Stored data entries
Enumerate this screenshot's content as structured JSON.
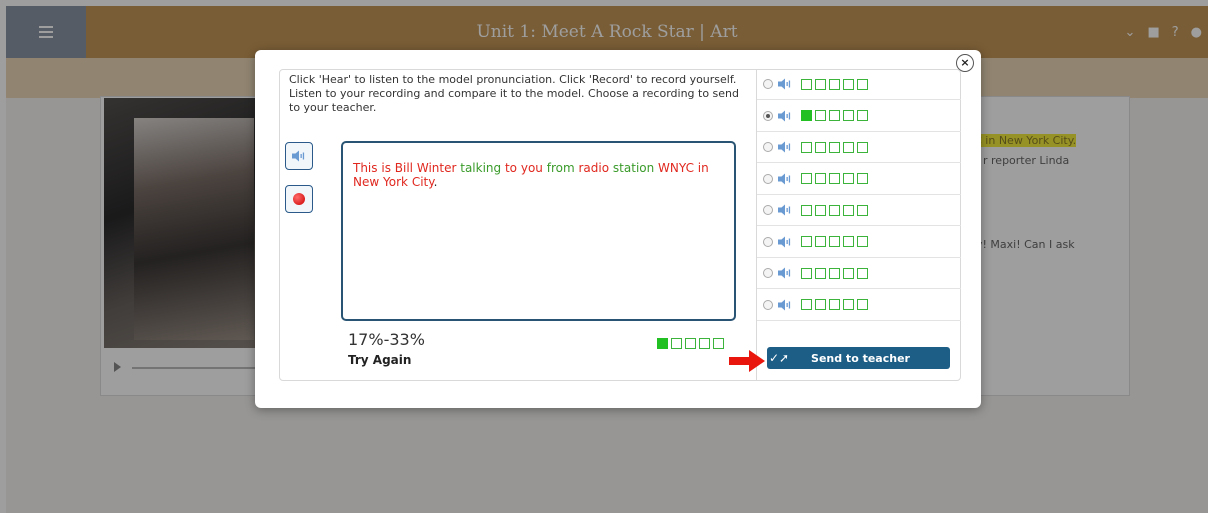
{
  "header": {
    "title": "Unit 1: Meet A Rock Star | Art",
    "help": "?"
  },
  "background": {
    "text_line1_highlight": "YC in New York City.",
    "text_line2": "r reporter Linda",
    "text_line3": "ky! Maxi! Can I ask"
  },
  "modal": {
    "instructions": "Click 'Hear' to listen to the model pronunciation. Click 'Record' to record yourself. Listen to your recording and compare it to the model. Choose a recording to send to your teacher.",
    "sentence_words": [
      {
        "text": "This",
        "status": "wrong"
      },
      {
        "text": "is",
        "status": "wrong"
      },
      {
        "text": "Bill",
        "status": "wrong"
      },
      {
        "text": "Winter",
        "status": "wrong"
      },
      {
        "text": "talking",
        "status": "correct"
      },
      {
        "text": "to",
        "status": "wrong"
      },
      {
        "text": "you",
        "status": "wrong"
      },
      {
        "text": "from",
        "status": "correct"
      },
      {
        "text": "radio",
        "status": "wrong"
      },
      {
        "text": "station",
        "status": "correct"
      },
      {
        "text": "WNYC",
        "status": "wrong"
      },
      {
        "text": "in",
        "status": "wrong"
      },
      {
        "text": "New",
        "status": "wrong"
      },
      {
        "text": "York",
        "status": "wrong"
      },
      {
        "text": "City",
        "status": "wrong"
      }
    ],
    "sentence_end": ".",
    "score_range": "17%-33%",
    "feedback": "Try Again",
    "score_level": 1,
    "score_max": 5,
    "send_label": "Send to teacher",
    "recordings": [
      {
        "selected": false,
        "level": 0
      },
      {
        "selected": true,
        "level": 1
      },
      {
        "selected": false,
        "level": 0
      },
      {
        "selected": false,
        "level": 0
      },
      {
        "selected": false,
        "level": 0
      },
      {
        "selected": false,
        "level": 0
      },
      {
        "selected": false,
        "level": 0
      },
      {
        "selected": false,
        "level": 0
      }
    ]
  },
  "colors": {
    "correct": "#3a9b2a",
    "wrong": "#e0281f",
    "accent": "#1d5e86",
    "header": "#c49757"
  },
  "icons": {
    "hear": "speaker-icon",
    "record": "record-icon",
    "close": "close-icon",
    "send": "send-check-icon",
    "menu": "hamburger-icon"
  }
}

WRITTEN PROBLEM | Pick out each line in the material containing "York".

WRITTEN ANSWER |
    "text_line1_highlight": "YC in New York City.",
        "text": "York",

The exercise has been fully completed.